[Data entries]
- - - - - - -

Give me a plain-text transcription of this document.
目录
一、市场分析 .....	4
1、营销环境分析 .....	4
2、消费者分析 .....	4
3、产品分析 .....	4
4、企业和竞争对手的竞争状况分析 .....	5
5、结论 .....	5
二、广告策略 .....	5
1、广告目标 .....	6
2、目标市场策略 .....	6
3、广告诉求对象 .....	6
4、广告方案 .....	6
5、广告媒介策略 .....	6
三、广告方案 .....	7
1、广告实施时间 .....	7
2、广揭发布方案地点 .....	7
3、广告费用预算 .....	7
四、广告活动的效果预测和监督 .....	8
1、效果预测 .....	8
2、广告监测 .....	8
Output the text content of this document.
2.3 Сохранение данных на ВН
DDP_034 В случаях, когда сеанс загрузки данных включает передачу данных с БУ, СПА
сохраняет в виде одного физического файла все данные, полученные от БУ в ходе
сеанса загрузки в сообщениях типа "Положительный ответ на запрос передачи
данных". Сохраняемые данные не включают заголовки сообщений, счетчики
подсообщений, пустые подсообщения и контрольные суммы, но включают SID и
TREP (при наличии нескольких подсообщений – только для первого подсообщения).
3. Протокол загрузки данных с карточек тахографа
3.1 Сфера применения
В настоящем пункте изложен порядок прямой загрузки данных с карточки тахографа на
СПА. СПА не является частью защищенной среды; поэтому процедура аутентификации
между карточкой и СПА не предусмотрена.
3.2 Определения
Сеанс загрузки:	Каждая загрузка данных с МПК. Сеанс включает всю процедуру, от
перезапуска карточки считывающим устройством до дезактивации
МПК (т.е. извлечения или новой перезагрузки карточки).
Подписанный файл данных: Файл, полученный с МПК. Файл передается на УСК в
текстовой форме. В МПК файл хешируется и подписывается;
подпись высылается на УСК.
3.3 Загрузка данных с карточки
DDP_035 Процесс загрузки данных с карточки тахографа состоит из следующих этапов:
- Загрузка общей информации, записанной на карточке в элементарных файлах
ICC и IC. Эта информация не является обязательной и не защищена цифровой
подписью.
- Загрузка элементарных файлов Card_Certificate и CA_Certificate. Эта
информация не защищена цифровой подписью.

- - - - - - -

Reproduce the material above, every line of it, exactly.

● THE RESPONSE:
Give me a plain-text transcription of this document.
目录
一、市场分析 .....	4
1、营销环境分析 .....	4
2、消费者分析 .....	4
3、产品分析 .....	4
4、企业和竞争对手的竞争状况分析 .....	5
5、结论 .....	5
二、广告策略 .....	5
1、广告目标 .....	6
2、目标市场策略 .....	6
3、广告诉求对象 .....	6
4、广告方案 .....	6
5、广告媒介策略 .....	6
三、广告方案 .....	7
1、广告实施时间 .....	7
2、广揭发布方案地点 .....	7
3、广告费用预算 .....	7
四、广告活动的效果预测和监督 .....	8
1、效果预测 .....	8
2、广告监测 .....	8
Output the text content of this document.
2.3 Сохранение данных на ВН
DDP_034 В случаях, когда сеанс загрузки данных включает передачу данных с БУ, СПА
сохраняет в виде одного физического файла все данные, полученные от БУ в ходе
сеанса загрузки в сообщениях типа "Положительный ответ на запрос передачи
данных". Сохраняемые данные не включают заголовки сообщений, счетчики
подсообщений, пустые подсообщения и контрольные суммы, но включают SID и
TREP (при наличии нескольких подсообщений – только для первого подсообщения).
3. Протокол загрузки данных с карточек тахографа
3.1 Сфера применения
В настоящем пункте изложен порядок прямой загрузки данных с карточки тахографа на
СПА. СПА не является частью защищенной среды; поэтому процедура аутентификации
между карточкой и СПА не предусмотрена.
3.2 Определения
Сеанс загрузки:	Каждая загрузка данных с МПК. Сеанс включает всю процедуру, от
перезапуска карточки считывающим устройством до дезактивации
МПК (т.е. извлечения или новой перезагрузки карточки).
Подписанный файл данных: Файл, полученный с МПК. Файл передается на УСК в
текстовой форме. В МПК файл хешируется и подписывается;
подпись высылается на УСК.
3.3 Загрузка данных с карточки
DDP_035 Процесс загрузки данных с карточки тахографа состоит из следующих этапов:
- Загрузка общей информации, записанной на карточке в элементарных файлах
ICC и IC. Эта информация не является обязательной и не защищена цифровой
подписью.
- Загрузка элементарных файлов Card_Certificate и CA_Certificate. Эта
информация не защищена цифровой подписью.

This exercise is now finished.